Task to carry out
Copy out all of the material exactly.

Data entries
-- BEGIN --

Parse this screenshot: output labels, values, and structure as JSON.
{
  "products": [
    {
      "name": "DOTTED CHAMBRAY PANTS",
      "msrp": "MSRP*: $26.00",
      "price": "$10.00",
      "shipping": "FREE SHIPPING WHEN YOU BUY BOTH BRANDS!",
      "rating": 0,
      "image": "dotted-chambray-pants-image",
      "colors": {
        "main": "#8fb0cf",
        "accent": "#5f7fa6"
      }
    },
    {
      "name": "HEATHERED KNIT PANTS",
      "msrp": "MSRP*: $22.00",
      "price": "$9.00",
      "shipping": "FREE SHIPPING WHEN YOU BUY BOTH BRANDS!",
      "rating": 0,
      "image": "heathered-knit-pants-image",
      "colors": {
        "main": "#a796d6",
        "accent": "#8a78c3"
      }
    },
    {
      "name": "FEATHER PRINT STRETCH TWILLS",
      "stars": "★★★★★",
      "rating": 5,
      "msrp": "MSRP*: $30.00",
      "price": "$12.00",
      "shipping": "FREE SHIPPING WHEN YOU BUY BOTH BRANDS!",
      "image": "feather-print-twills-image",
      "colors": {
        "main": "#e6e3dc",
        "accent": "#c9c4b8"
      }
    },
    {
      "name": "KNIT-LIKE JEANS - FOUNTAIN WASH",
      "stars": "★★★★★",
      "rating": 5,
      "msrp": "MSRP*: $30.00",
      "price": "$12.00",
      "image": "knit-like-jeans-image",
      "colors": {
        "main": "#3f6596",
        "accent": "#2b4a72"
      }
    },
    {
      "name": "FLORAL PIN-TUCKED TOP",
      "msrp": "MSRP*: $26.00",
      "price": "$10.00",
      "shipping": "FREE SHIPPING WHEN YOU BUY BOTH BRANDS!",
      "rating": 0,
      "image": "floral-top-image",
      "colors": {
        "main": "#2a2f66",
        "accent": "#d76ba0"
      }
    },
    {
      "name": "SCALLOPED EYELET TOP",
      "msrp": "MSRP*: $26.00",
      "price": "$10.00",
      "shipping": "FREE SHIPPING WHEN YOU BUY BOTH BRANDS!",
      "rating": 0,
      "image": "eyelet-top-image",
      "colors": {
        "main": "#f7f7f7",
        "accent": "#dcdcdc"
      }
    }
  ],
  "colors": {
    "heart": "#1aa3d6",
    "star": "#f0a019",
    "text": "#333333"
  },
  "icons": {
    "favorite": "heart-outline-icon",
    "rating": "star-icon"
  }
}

-- END --

Answer to this task
Parse this screenshot: output labels, values, and structure as JSON.
{
  "products": [
    {
      "name": "DOTTED CHAMBRAY PANTS",
      "msrp": "MSRP*: $26.00",
      "price": "$10.00",
      "shipping": "FREE SHIPPING WHEN YOU BUY BOTH BRANDS!",
      "rating": 0,
      "image": "dotted-chambray-pants-image",
      "colors": {
        "main": "#8fb0cf",
        "accent": "#5f7fa6"
      }
    },
    {
      "name": "HEATHERED KNIT PANTS",
      "msrp": "MSRP*: $22.00",
      "price": "$9.00",
      "shipping": "FREE SHIPPING WHEN YOU BUY BOTH BRANDS!",
      "rating": 0,
      "image": "heathered-knit-pants-image",
      "colors": {
        "main": "#a796d6",
        "accent": "#8a78c3"
      }
    },
    {
      "name": "FEATHER PRINT STRETCH TWILLS",
      "stars": "★★★★★",
      "rating": 5,
      "msrp": "MSRP*: $30.00",
      "price": "$12.00",
      "shipping": "FREE SHIPPING WHEN YOU BUY BOTH BRANDS!",
      "image": "feather-print-twills-image",
      "colors": {
        "main": "#e6e3dc",
        "accent": "#c9c4b8"
      }
    },
    {
      "name": "KNIT-LIKE JEANS - FOUNTAIN WASH",
      "stars": "★★★★★",
      "rating": 5,
      "msrp": "MSRP*: $30.00",
      "price": "$12.00",
      "image": "knit-like-jeans-image",
      "colors": {
        "main": "#3f6596",
        "accent": "#2b4a72"
      }
    },
    {
      "name": "FLORAL PIN-TUCKED TOP",
      "msrp": "MSRP*: $26.00",
      "price": "$10.00",
      "shipping": "FREE SHIPPING WHEN YOU BUY BOTH BRANDS!",
      "rating": 0,
      "image": "floral-top-image",
      "colors": {
        "main": "#2a2f66",
        "accent": "#d76ba0"
      }
    },
    {
      "name": "SCALLOPED EYELET TOP",
      "msrp": "MSRP*: $26.00",
      "price": "$10.00",
      "shipping": "FREE SHIPPING WHEN YOU BUY BOTH BRANDS!",
      "rating": 0,
      "image": "eyelet-top-image",
      "colors": {
        "main": "#f7f7f7",
        "accent": "#dcdcdc"
      }
    }
  ],
  "colors": {
    "heart": "#1aa3d6",
    "star": "#f0a019",
    "text": "#333333"
  },
  "icons": {
    "favorite": "heart-outline-icon",
    "rating": "star-icon"
  }
}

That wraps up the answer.